* INSTRUCTIONS TO FOLLOW
Your task is to retype each line of the data below exactly.

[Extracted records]

## Start

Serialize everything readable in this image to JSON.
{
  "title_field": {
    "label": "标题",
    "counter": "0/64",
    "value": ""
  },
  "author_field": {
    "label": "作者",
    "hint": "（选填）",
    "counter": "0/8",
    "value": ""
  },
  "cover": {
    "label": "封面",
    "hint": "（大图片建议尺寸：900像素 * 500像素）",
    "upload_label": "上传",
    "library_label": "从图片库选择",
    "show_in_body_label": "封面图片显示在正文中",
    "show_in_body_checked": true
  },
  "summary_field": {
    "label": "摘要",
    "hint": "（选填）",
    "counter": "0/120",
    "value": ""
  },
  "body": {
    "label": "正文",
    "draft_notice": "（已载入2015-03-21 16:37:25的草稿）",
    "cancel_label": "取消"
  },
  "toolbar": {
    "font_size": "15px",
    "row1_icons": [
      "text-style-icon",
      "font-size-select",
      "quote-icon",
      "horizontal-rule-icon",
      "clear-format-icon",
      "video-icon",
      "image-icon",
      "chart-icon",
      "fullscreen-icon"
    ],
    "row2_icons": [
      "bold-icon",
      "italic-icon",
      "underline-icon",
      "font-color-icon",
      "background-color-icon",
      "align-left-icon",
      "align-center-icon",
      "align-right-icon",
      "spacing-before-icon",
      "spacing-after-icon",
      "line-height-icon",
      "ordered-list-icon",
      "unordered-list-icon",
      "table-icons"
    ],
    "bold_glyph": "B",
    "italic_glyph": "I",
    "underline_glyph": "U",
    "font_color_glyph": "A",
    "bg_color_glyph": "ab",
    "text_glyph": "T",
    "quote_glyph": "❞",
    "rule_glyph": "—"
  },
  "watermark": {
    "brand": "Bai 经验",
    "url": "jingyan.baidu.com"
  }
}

## End

* RESULT BELOW
Serialize everything readable in this image to JSON.
{
  "title_field": {
    "label": "标题",
    "counter": "0/64",
    "value": ""
  },
  "author_field": {
    "label": "作者",
    "hint": "（选填）",
    "counter": "0/8",
    "value": ""
  },
  "cover": {
    "label": "封面",
    "hint": "（大图片建议尺寸：900像素 * 500像素）",
    "upload_label": "上传",
    "library_label": "从图片库选择",
    "show_in_body_label": "封面图片显示在正文中",
    "show_in_body_checked": true
  },
  "summary_field": {
    "label": "摘要",
    "hint": "（选填）",
    "counter": "0/120",
    "value": ""
  },
  "body": {
    "label": "正文",
    "draft_notice": "（已载入2015-03-21 16:37:25的草稿）",
    "cancel_label": "取消"
  },
  "toolbar": {
    "font_size": "15px",
    "row1_icons": [
      "text-style-icon",
      "font-size-select",
      "quote-icon",
      "horizontal-rule-icon",
      "clear-format-icon",
      "video-icon",
      "image-icon",
      "chart-icon",
      "fullscreen-icon"
    ],
    "row2_icons": [
      "bold-icon",
      "italic-icon",
      "underline-icon",
      "font-color-icon",
      "background-color-icon",
      "align-left-icon",
      "align-center-icon",
      "align-right-icon",
      "spacing-before-icon",
      "spacing-after-icon",
      "line-height-icon",
      "ordered-list-icon",
      "unordered-list-icon",
      "table-icons"
    ],
    "bold_glyph": "B",
    "italic_glyph": "I",
    "underline_glyph": "U",
    "font_color_glyph": "A",
    "bg_color_glyph": "ab",
    "text_glyph": "T",
    "quote_glyph": "❞",
    "rule_glyph": "—"
  },
  "watermark": {
    "brand": "Bai 经验",
    "url": "jingyan.baidu.com"
  }
}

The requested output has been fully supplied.